══ Text excerpt ══
Delta’s customized parallel reality board

Delta has introduced parallel reality technology at Detroit Airport, in the form of a large digital screen that allows up to 100 people to each see information that’s customized to them.

Customers who opt in to using digital identity at check-in can access the parallel reality exhibit via facial recognition, by going up to the exhibit and looking at a camera. Meanwhile other passengers can access this by scanning their boarding pass.

Delta’s parallel reality experience Detroit

The screen then displays customized information to each person, as it shows different things depending on the angle at which you look at it. The screen displays a person’s name, SkyMiles elite status, departure gate, flight number, and flight time.

Delta’s parallel reality technoloy

This technology first debuted at CES 2020, and Delta partnered with Southern California-based tech startup Misapplied Sciences to introduce this.

Here’s how Ranjan Goswami, Delta’s SVP of Customer Experience, describes this technology:

“If this new technology can make finding your gate and departure information quicker and easier, we’re not just showing customers a magic trick — we’re solving a real problem. Customers already rely on personalized navigation via their mobile devices, but this is enabling a public screen to act as a personal one – removing the clutter of information not relevant to you to empower a better journey.” 

“Most of us can’t imagine our lives without the constant peace of mind our cell phones provide. But I think customers are eventually going to want to be able to navigate their journeys without being buried in their screens. In the future, I’d love to create an airport experience as convenient and informative as the phone in your hand.” 

This is really cool, but…

This technology is totally awesome and innovative. Forget the actual application here, but the fact that a screen can use facial recognition to display 100 different messages at the same time purely based on the angle at which someone is looking at the screen is incredible.
═══
══ Information provided ══
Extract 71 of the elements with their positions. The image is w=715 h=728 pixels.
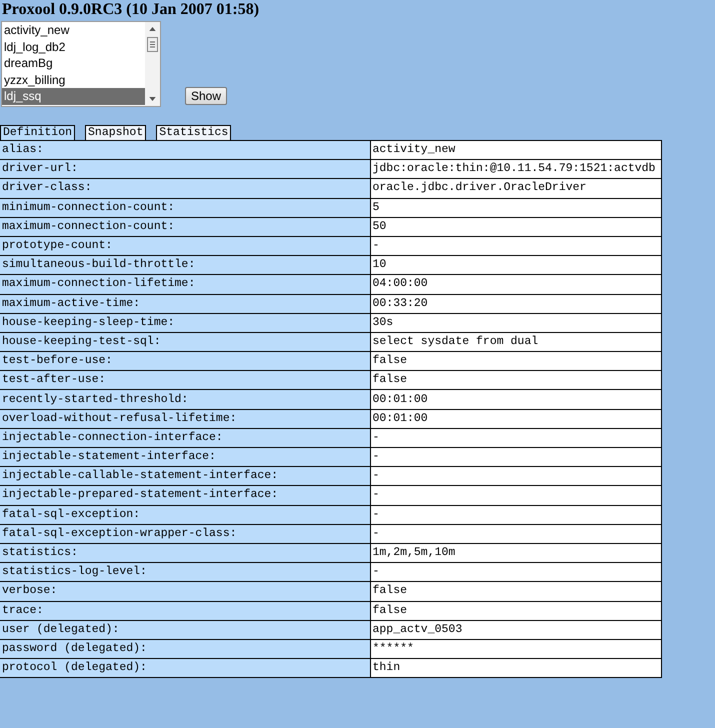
═══
- [Problem set]:
1. In the Delta parallel reality excerpt, with which tech startup did Delta partner to introduce this technology?
2. Rewrite the paragraph of the Delta parallel reality excerpt that begins "The screen then displays customized information" as a short list, keeping its main facts.

- [Answers to each task]:
1. Misapplied Sciences, a Southern California-based tech startup.

2.
- The screen shows customized information to each person, with content varying by the angle of viewing.
- Information displayed:
  - Name
  - SkyMiles elite status
  - Departure gate
  - Flight number
  - Flight time